» **Data**
______
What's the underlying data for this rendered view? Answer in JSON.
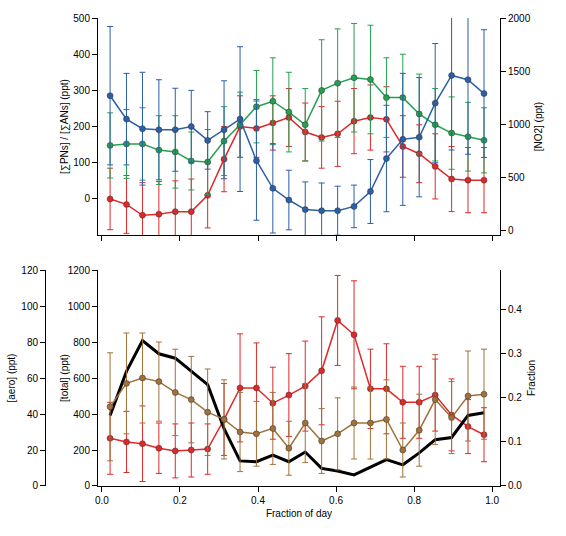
{
  "chart_data": [
    {
      "type": "line",
      "ylabel": "[∑PNs] / [∑ANs] (ppt)",
      "y2label": "[NO2] (ppt)",
      "x": [
        0.021,
        0.063,
        0.104,
        0.146,
        0.188,
        0.229,
        0.271,
        0.313,
        0.354,
        0.396,
        0.438,
        0.479,
        0.521,
        0.563,
        0.604,
        0.646,
        0.688,
        0.729,
        0.771,
        0.813,
        0.854,
        0.896,
        0.938,
        0.979
      ],
      "xlim": [
        -0.01,
        1.02
      ],
      "xticks": [
        0,
        0.2,
        0.4,
        0.6,
        0.8,
        1
      ],
      "tick_labels": "y",
      "ylim": [
        -100,
        500
      ],
      "yticks": [
        0,
        100,
        200,
        300,
        400,
        500
      ],
      "y2lim": [
        -40,
        2000
      ],
      "y2ticks": [
        0,
        500,
        1000,
        1500,
        2000
      ],
      "grid": false,
      "series": [
        {
          "color": "#e02828",
          "marker": "circle",
          "line_style": "solid",
          "axis": "y",
          "values": [
            0,
            -15,
            -45,
            -42,
            -35,
            -35,
            10,
            110,
            200,
            195,
            210,
            225,
            185,
            170,
            180,
            215,
            225,
            220,
            145,
            125,
            90,
            55,
            52,
            52
          ],
          "errors": [
            85,
            80,
            90,
            90,
            85,
            90,
            90,
            90,
            85,
            80,
            75,
            80,
            80,
            85,
            90,
            90,
            90,
            90,
            85,
            80,
            90,
            90,
            90,
            90
          ]
        },
        {
          "color": "#24a050",
          "marker": "circle",
          "line_style": "solid",
          "axis": "y",
          "values": [
            148,
            152,
            152,
            135,
            130,
            105,
            102,
            160,
            205,
            255,
            270,
            240,
            205,
            300,
            320,
            335,
            330,
            280,
            280,
            235,
            205,
            182,
            172,
            162
          ],
          "errors": [
            90,
            95,
            100,
            95,
            100,
            80,
            90,
            95,
            90,
            100,
            120,
            110,
            100,
            140,
            150,
            150,
            150,
            110,
            120,
            110,
            100,
            100,
            95,
            90
          ]
        },
        {
          "color": "#2b5fa8",
          "marker": "circle",
          "line_style": "solid",
          "axis": "y2",
          "values": [
            1270,
            1050,
            960,
            950,
            950,
            980,
            850,
            950,
            1050,
            660,
            400,
            290,
            200,
            190,
            190,
            230,
            370,
            680,
            860,
            880,
            1200,
            1460,
            1420,
            1290
          ],
          "errors": [
            650,
            430,
            530,
            470,
            390,
            340,
            270,
            460,
            680,
            560,
            420,
            280,
            260,
            260,
            230,
            200,
            300,
            500,
            620,
            560,
            560,
            700,
            700,
            600
          ]
        }
      ]
    },
    {
      "type": "line",
      "xlabel": "Fraction of day",
      "ylabel": "[total] (ppt)",
      "y2label": "Fraction",
      "y3label": "[aero] (ppt)",
      "x": [
        0.021,
        0.063,
        0.104,
        0.146,
        0.188,
        0.229,
        0.271,
        0.313,
        0.354,
        0.396,
        0.438,
        0.479,
        0.521,
        0.563,
        0.604,
        0.646,
        0.688,
        0.729,
        0.771,
        0.813,
        0.854,
        0.896,
        0.938,
        0.979
      ],
      "xlim": [
        -0.01,
        1.02
      ],
      "xticks": [
        {
          "value": 0,
          "label": "0.0"
        },
        {
          "value": 0.2,
          "label": "0.2"
        },
        {
          "value": 0.4,
          "label": "0.4"
        },
        {
          "value": 0.6,
          "label": "0.6"
        },
        {
          "value": 0.8,
          "label": "0.8"
        },
        {
          "value": 1,
          "label": "1.0"
        }
      ],
      "ylim": [
        0,
        1200
      ],
      "yticks": [
        0,
        200,
        400,
        600,
        800,
        1000,
        1200
      ],
      "y2lim": [
        0,
        0.49
      ],
      "y2ticks": [
        {
          "value": 0,
          "label": "0.0"
        },
        {
          "value": 0.1,
          "label": "0.1"
        },
        {
          "value": 0.2,
          "label": "0.2"
        },
        {
          "value": 0.3,
          "label": "0.3"
        },
        {
          "value": 0.4,
          "label": "0.4"
        }
      ],
      "y3lim": [
        0,
        120
      ],
      "y3ticks": [
        0,
        20,
        40,
        60,
        80,
        100,
        120
      ],
      "grid": false,
      "series": [
        {
          "color": "#e02828",
          "marker": "circle",
          "line_style": "solid",
          "axis": "y",
          "values": [
            265,
            245,
            235,
            210,
            195,
            200,
            205,
            370,
            545,
            545,
            460,
            505,
            555,
            640,
            920,
            840,
            540,
            540,
            465,
            465,
            505,
            395,
            330,
            285
          ],
          "errors": [
            200,
            170,
            210,
            140,
            150,
            150,
            140,
            200,
            300,
            250,
            200,
            230,
            250,
            300,
            250,
            300,
            220,
            250,
            200,
            200,
            200,
            200,
            150,
            150
          ]
        },
        {
          "color": "#a0723a",
          "marker": "circle",
          "line_style": "solid",
          "axis": "y3",
          "values": [
            44,
            57,
            60,
            58,
            52,
            48,
            41,
            37,
            30,
            29,
            32,
            21,
            35,
            25,
            29,
            35,
            35,
            37,
            20,
            31,
            48,
            38,
            50,
            51
          ],
          "errors": [
            30,
            28,
            25,
            22,
            24,
            24,
            24,
            22,
            22,
            18,
            20,
            15,
            22,
            18,
            20,
            20,
            20,
            22,
            15,
            20,
            25,
            20,
            25,
            25
          ]
        },
        {
          "color": "#000000",
          "marker": "none",
          "line_style": "solid",
          "axis": "y2",
          "values": [
            0.16,
            0.26,
            0.33,
            0.3,
            0.29,
            0.26,
            0.23,
            0.13,
            0.057,
            0.055,
            0.07,
            0.055,
            0.077,
            0.04,
            0.034,
            0.025,
            0.043,
            0.06,
            0.048,
            0.075,
            0.105,
            0.11,
            0.16,
            0.166
          ]
        }
      ]
    }
  ]
}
______
Exclude the pictures, and transcribe all of the material exactly.

» **Reply**
What's the underlying data for this rendered view? Answer in JSON.
{
  "chart_data": [
    {
      "type": "line",
      "ylabel": "[∑PNs] / [∑ANs] (ppt)",
      "y2label": "[NO2] (ppt)",
      "x": [
        0.021,
        0.063,
        0.104,
        0.146,
        0.188,
        0.229,
        0.271,
        0.313,
        0.354,
        0.396,
        0.438,
        0.479,
        0.521,
        0.563,
        0.604,
        0.646,
        0.688,
        0.729,
        0.771,
        0.813,
        0.854,
        0.896,
        0.938,
        0.979
      ],
      "xlim": [
        -0.01,
        1.02
      ],
      "xticks": [
        0,
        0.2,
        0.4,
        0.6,
        0.8,
        1
      ],
      "tick_labels": "y",
      "ylim": [
        -100,
        500
      ],
      "yticks": [
        0,
        100,
        200,
        300,
        400,
        500
      ],
      "y2lim": [
        -40,
        2000
      ],
      "y2ticks": [
        0,
        500,
        1000,
        1500,
        2000
      ],
      "grid": false,
      "series": [
        {
          "color": "#e02828",
          "marker": "circle",
          "line_style": "solid",
          "axis": "y",
          "values": [
            0,
            -15,
            -45,
            -42,
            -35,
            -35,
            10,
            110,
            200,
            195,
            210,
            225,
            185,
            170,
            180,
            215,
            225,
            220,
            145,
            125,
            90,
            55,
            52,
            52
          ],
          "errors": [
            85,
            80,
            90,
            90,
            85,
            90,
            90,
            90,
            85,
            80,
            75,
            80,
            80,
            85,
            90,
            90,
            90,
            90,
            85,
            80,
            90,
            90,
            90,
            90
          ]
        },
        {
          "color": "#24a050",
          "marker": "circle",
          "line_style": "solid",
          "axis": "y",
          "values": [
            148,
            152,
            152,
            135,
            130,
            105,
            102,
            160,
            205,
            255,
            270,
            240,
            205,
            300,
            320,
            335,
            330,
            280,
            280,
            235,
            205,
            182,
            172,
            162
          ],
          "errors": [
            90,
            95,
            100,
            95,
            100,
            80,
            90,
            95,
            90,
            100,
            120,
            110,
            100,
            140,
            150,
            150,
            150,
            110,
            120,
            110,
            100,
            100,
            95,
            90
          ]
        },
        {
          "color": "#2b5fa8",
          "marker": "circle",
          "line_style": "solid",
          "axis": "y2",
          "values": [
            1270,
            1050,
            960,
            950,
            950,
            980,
            850,
            950,
            1050,
            660,
            400,
            290,
            200,
            190,
            190,
            230,
            370,
            680,
            860,
            880,
            1200,
            1460,
            1420,
            1290
          ],
          "errors": [
            650,
            430,
            530,
            470,
            390,
            340,
            270,
            460,
            680,
            560,
            420,
            280,
            260,
            260,
            230,
            200,
            300,
            500,
            620,
            560,
            560,
            700,
            700,
            600
          ]
        }
      ]
    },
    {
      "type": "line",
      "xlabel": "Fraction of day",
      "ylabel": "[total] (ppt)",
      "y2label": "Fraction",
      "y3label": "[aero] (ppt)",
      "x": [
        0.021,
        0.063,
        0.104,
        0.146,
        0.188,
        0.229,
        0.271,
        0.313,
        0.354,
        0.396,
        0.438,
        0.479,
        0.521,
        0.563,
        0.604,
        0.646,
        0.688,
        0.729,
        0.771,
        0.813,
        0.854,
        0.896,
        0.938,
        0.979
      ],
      "xlim": [
        -0.01,
        1.02
      ],
      "xticks": [
        {
          "value": 0,
          "label": "0.0"
        },
        {
          "value": 0.2,
          "label": "0.2"
        },
        {
          "value": 0.4,
          "label": "0.4"
        },
        {
          "value": 0.6,
          "label": "0.6"
        },
        {
          "value": 0.8,
          "label": "0.8"
        },
        {
          "value": 1,
          "label": "1.0"
        }
      ],
      "ylim": [
        0,
        1200
      ],
      "yticks": [
        0,
        200,
        400,
        600,
        800,
        1000,
        1200
      ],
      "y2lim": [
        0,
        0.49
      ],
      "y2ticks": [
        {
          "value": 0,
          "label": "0.0"
        },
        {
          "value": 0.1,
          "label": "0.1"
        },
        {
          "value": 0.2,
          "label": "0.2"
        },
        {
          "value": 0.3,
          "label": "0.3"
        },
        {
          "value": 0.4,
          "label": "0.4"
        }
      ],
      "y3lim": [
        0,
        120
      ],
      "y3ticks": [
        0,
        20,
        40,
        60,
        80,
        100,
        120
      ],
      "grid": false,
      "series": [
        {
          "color": "#e02828",
          "marker": "circle",
          "line_style": "solid",
          "axis": "y",
          "values": [
            265,
            245,
            235,
            210,
            195,
            200,
            205,
            370,
            545,
            545,
            460,
            505,
            555,
            640,
            920,
            840,
            540,
            540,
            465,
            465,
            505,
            395,
            330,
            285
          ],
          "errors": [
            200,
            170,
            210,
            140,
            150,
            150,
            140,
            200,
            300,
            250,
            200,
            230,
            250,
            300,
            250,
            300,
            220,
            250,
            200,
            200,
            200,
            200,
            150,
            150
          ]
        },
        {
          "color": "#a0723a",
          "marker": "circle",
          "line_style": "solid",
          "axis": "y3",
          "values": [
            44,
            57,
            60,
            58,
            52,
            48,
            41,
            37,
            30,
            29,
            32,
            21,
            35,
            25,
            29,
            35,
            35,
            37,
            20,
            31,
            48,
            38,
            50,
            51
          ],
          "errors": [
            30,
            28,
            25,
            22,
            24,
            24,
            24,
            22,
            22,
            18,
            20,
            15,
            22,
            18,
            20,
            20,
            20,
            22,
            15,
            20,
            25,
            20,
            25,
            25
          ]
        },
        {
          "color": "#000000",
          "marker": "none",
          "line_style": "solid",
          "axis": "y2",
          "values": [
            0.16,
            0.26,
            0.33,
            0.3,
            0.29,
            0.26,
            0.23,
            0.13,
            0.057,
            0.055,
            0.07,
            0.055,
            0.077,
            0.04,
            0.034,
            0.025,
            0.043,
            0.06,
            0.048,
            0.075,
            0.105,
            0.11,
            0.16,
            0.166
          ]
        }
      ]
    }
  ]
}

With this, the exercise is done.